-- BEGIN --

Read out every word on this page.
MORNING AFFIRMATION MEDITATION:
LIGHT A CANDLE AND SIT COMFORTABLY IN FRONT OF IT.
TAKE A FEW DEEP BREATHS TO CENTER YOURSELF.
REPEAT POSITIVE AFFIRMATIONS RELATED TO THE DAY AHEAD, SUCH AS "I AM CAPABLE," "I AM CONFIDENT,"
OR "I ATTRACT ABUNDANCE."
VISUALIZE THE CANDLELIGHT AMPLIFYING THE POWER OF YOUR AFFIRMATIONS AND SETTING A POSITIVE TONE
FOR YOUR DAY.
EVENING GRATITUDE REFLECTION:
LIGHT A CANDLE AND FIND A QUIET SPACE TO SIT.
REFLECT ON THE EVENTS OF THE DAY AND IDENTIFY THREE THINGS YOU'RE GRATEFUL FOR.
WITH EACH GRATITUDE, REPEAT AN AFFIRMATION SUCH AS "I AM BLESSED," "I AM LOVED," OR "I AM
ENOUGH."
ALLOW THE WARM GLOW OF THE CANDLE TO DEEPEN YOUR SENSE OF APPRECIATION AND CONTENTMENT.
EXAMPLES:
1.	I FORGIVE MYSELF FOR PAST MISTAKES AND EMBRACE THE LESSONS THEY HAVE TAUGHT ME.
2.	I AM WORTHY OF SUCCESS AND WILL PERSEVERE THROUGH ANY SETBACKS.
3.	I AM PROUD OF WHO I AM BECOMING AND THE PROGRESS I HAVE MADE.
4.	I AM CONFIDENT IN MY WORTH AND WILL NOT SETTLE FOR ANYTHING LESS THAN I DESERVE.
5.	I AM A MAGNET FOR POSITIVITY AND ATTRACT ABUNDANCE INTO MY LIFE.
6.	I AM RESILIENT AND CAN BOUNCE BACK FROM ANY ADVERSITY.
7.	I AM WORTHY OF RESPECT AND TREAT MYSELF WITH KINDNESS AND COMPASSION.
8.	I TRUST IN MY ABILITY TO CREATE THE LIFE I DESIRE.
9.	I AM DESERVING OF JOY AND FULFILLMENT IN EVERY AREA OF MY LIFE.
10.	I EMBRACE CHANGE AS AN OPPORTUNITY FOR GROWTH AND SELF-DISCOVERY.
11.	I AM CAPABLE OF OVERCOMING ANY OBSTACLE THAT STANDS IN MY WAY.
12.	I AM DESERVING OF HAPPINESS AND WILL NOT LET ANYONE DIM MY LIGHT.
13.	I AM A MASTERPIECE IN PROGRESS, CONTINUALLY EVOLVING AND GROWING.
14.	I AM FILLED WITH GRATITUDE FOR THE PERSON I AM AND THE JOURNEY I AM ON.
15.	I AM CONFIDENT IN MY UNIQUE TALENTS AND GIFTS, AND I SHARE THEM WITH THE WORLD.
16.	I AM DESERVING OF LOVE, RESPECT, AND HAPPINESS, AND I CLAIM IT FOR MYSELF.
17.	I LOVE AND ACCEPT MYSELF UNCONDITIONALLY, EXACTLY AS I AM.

-- END --

**Short task:** The records above are to be repeated exactly, in their entirety.

**Exercise response:**
Read out every word on this page.
MORNING AFFIRMATION MEDITATION:
LIGHT A CANDLE AND SIT COMFORTABLY IN FRONT OF IT.
TAKE A FEW DEEP BREATHS TO CENTER YOURSELF.
REPEAT POSITIVE AFFIRMATIONS RELATED TO THE DAY AHEAD, SUCH AS "I AM CAPABLE," "I AM CONFIDENT,"
OR "I ATTRACT ABUNDANCE."
VISUALIZE THE CANDLELIGHT AMPLIFYING THE POWER OF YOUR AFFIRMATIONS AND SETTING A POSITIVE TONE
FOR YOUR DAY.
EVENING GRATITUDE REFLECTION:
LIGHT A CANDLE AND FIND A QUIET SPACE TO SIT.
REFLECT ON THE EVENTS OF THE DAY AND IDENTIFY THREE THINGS YOU'RE GRATEFUL FOR.
WITH EACH GRATITUDE, REPEAT AN AFFIRMATION SUCH AS "I AM BLESSED," "I AM LOVED," OR "I AM
ENOUGH."
ALLOW THE WARM GLOW OF THE CANDLE TO DEEPEN YOUR SENSE OF APPRECIATION AND CONTENTMENT.
EXAMPLES:
1.	I FORGIVE MYSELF FOR PAST MISTAKES AND EMBRACE THE LESSONS THEY HAVE TAUGHT ME.
2.	I AM WORTHY OF SUCCESS AND WILL PERSEVERE THROUGH ANY SETBACKS.
3.	I AM PROUD OF WHO I AM BECOMING AND THE PROGRESS I HAVE MADE.
4.	I AM CONFIDENT IN MY WORTH AND WILL NOT SETTLE FOR ANYTHING LESS THAN I DESERVE.
5.	I AM A MAGNET FOR POSITIVITY AND ATTRACT ABUNDANCE INTO MY LIFE.
6.	I AM RESILIENT AND CAN BOUNCE BACK FROM ANY ADVERSITY.
7.	I AM WORTHY OF RESPECT AND TREAT MYSELF WITH KINDNESS AND COMPASSION.
8.	I TRUST IN MY ABILITY TO CREATE THE LIFE I DESIRE.
9.	I AM DESERVING OF JOY AND FULFILLMENT IN EVERY AREA OF MY LIFE.
10.	I EMBRACE CHANGE AS AN OPPORTUNITY FOR GROWTH AND SELF-DISCOVERY.
11.	I AM CAPABLE OF OVERCOMING ANY OBSTACLE THAT STANDS IN MY WAY.
12.	I AM DESERVING OF HAPPINESS AND WILL NOT LET ANYONE DIM MY LIGHT.
13.	I AM A MASTERPIECE IN PROGRESS, CONTINUALLY EVOLVING AND GROWING.
14.	I AM FILLED WITH GRATITUDE FOR THE PERSON I AM AND THE JOURNEY I AM ON.
15.	I AM CONFIDENT IN MY UNIQUE TALENTS AND GIFTS, AND I SHARE THEM WITH THE WORLD.
16.	I AM DESERVING OF LOVE, RESPECT, AND HAPPINESS, AND I CLAIM IT FOR MYSELF.
17.	I LOVE AND ACCEPT MYSELF UNCONDITIONALLY, EXACTLY AS I AM.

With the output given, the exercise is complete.